## [Passage shown]
First of all, it is a film that explores our relationship with violence in regards to our simultaneous attraction and repulsion towards it and most impressively, Francis Lawrence creates an atmosphere in which we in the theater audience are as complicit as the home viewers of the Hunger Games in the film itself.. Lawrence understands that in both the fictional and real worlds, the Hunger Games are precisely what we have all come to witness, even knowing the inhumane brutality of the experience. Lawrence toys with that very stage of anticipation as the events of the Quarter Quell do not arrive in the film for over an hour and when they do, they are equally impressive and terrifying to behold indeed. Lawrence stages and executes the Quarter Quell sections of the film with the proper amount of intensity and solemnity (and all WITHOUT the dreaded "shaky-cam"), allowing the power of filmmaking inventiveness and suggestion carry the day instead of drowning us in actual gore. It has been surprising to me to hear from some people that they felt the film was essentially not violent enough! Despite the fact that the filmmakers are not about to make an R rated film from a young adult novel, I do find it to be an odd criticism considering what these stories are about. But, that criticism, in and of itself, is completely indicative of the concepts Lawrence immerses us deeply inside of, forcing us to really think about what our individual relationships with violence actually happen to be.

## [Written request]
Resume the review of the Hunger Games sequel from its final sentence, carrying its argument about violence forward. The items that follow the film review are separate material.

Data drawn from a collection
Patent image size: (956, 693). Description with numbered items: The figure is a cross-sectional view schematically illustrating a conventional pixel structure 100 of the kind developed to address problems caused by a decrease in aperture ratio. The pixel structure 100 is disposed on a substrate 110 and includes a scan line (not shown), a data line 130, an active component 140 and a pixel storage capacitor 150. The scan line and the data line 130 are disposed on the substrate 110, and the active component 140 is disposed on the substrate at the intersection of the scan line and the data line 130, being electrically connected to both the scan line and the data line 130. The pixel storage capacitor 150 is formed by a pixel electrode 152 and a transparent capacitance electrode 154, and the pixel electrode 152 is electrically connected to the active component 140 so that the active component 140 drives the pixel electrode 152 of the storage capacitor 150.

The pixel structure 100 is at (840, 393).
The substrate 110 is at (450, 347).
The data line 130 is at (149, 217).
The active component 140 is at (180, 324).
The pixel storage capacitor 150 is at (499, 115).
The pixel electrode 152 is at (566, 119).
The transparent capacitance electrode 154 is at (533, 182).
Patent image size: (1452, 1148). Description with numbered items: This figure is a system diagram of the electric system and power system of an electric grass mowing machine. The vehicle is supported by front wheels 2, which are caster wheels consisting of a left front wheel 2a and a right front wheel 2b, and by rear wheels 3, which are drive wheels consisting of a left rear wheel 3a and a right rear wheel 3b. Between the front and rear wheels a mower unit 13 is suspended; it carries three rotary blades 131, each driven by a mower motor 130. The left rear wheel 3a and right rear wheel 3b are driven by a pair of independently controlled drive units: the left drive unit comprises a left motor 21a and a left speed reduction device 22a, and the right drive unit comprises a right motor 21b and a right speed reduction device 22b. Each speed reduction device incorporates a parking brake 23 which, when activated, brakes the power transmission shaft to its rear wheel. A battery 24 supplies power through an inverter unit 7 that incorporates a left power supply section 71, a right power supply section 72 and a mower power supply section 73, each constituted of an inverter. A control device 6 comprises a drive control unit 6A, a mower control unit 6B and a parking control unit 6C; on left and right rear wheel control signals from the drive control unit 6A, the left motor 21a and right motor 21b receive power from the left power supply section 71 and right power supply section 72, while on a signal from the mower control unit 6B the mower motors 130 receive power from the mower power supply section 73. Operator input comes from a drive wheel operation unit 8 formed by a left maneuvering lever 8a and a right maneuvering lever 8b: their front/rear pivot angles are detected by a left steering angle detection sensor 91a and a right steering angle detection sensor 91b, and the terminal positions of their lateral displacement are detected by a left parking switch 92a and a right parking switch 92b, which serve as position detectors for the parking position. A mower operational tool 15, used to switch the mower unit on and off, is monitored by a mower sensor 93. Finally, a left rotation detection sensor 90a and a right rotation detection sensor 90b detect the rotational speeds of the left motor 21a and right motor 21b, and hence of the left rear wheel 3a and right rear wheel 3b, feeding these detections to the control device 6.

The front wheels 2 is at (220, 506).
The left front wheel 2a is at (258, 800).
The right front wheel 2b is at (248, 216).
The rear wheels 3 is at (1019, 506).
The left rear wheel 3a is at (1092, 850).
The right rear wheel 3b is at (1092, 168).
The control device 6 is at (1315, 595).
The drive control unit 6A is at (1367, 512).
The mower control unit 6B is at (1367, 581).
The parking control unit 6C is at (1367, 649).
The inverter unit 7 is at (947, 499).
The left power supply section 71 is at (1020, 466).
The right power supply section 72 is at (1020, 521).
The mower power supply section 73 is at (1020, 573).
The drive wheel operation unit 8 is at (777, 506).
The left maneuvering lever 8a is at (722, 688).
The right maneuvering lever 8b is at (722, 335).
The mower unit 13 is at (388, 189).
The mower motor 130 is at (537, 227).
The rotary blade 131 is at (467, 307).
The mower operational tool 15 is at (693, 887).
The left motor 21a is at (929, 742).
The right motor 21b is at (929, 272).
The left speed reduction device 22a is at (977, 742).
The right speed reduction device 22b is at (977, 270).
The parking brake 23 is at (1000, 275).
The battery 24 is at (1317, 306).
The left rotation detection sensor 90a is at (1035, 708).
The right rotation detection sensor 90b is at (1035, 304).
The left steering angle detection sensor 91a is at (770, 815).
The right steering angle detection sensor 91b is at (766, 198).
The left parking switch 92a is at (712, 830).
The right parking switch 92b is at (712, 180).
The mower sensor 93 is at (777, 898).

## [Response for this exercise]
Even beyond the actual games, our reactions towards Katniss and the variety of tributes are designed to mirror those of the audience in the fictional world. For example, when Katniss debuts her new fashion creation on live television, the very one that reveals itself to be a representative symbol of the uprising to come, both real and imaginary audiences are meant to be awed by the beauty and special effects as well as become newly and...ahem...hungrily inspired to rise for revolutionary change.

But then, and as I previously stated, Francis Lawrence cleverly makes us complicit with that very fictional audience in regards to how we continuously crave, consume and become anesthetized by the very things we all know are false and harmful yet continue to do so to keep ourselves distracted from the true horrors of the world in which we co-exist. What are Caesar Flickerman's sickeningly opulent televised spectacles but versions of almost every single sickeningly opulent spectacle that we can find on the E!, Style, Esquire, Bravo, A&E, Lifetime and major networks. Flickerman's programs would be a fun-house mirror version of what we expose ourselves to if only the soullessness was not so right on! The monster always needs to be fed and said monsters are voluminous, ever shifting and always ravenous, and sometimes as close as actually existing inside of our own skins. We are all involved as participants, whether we realize it or not.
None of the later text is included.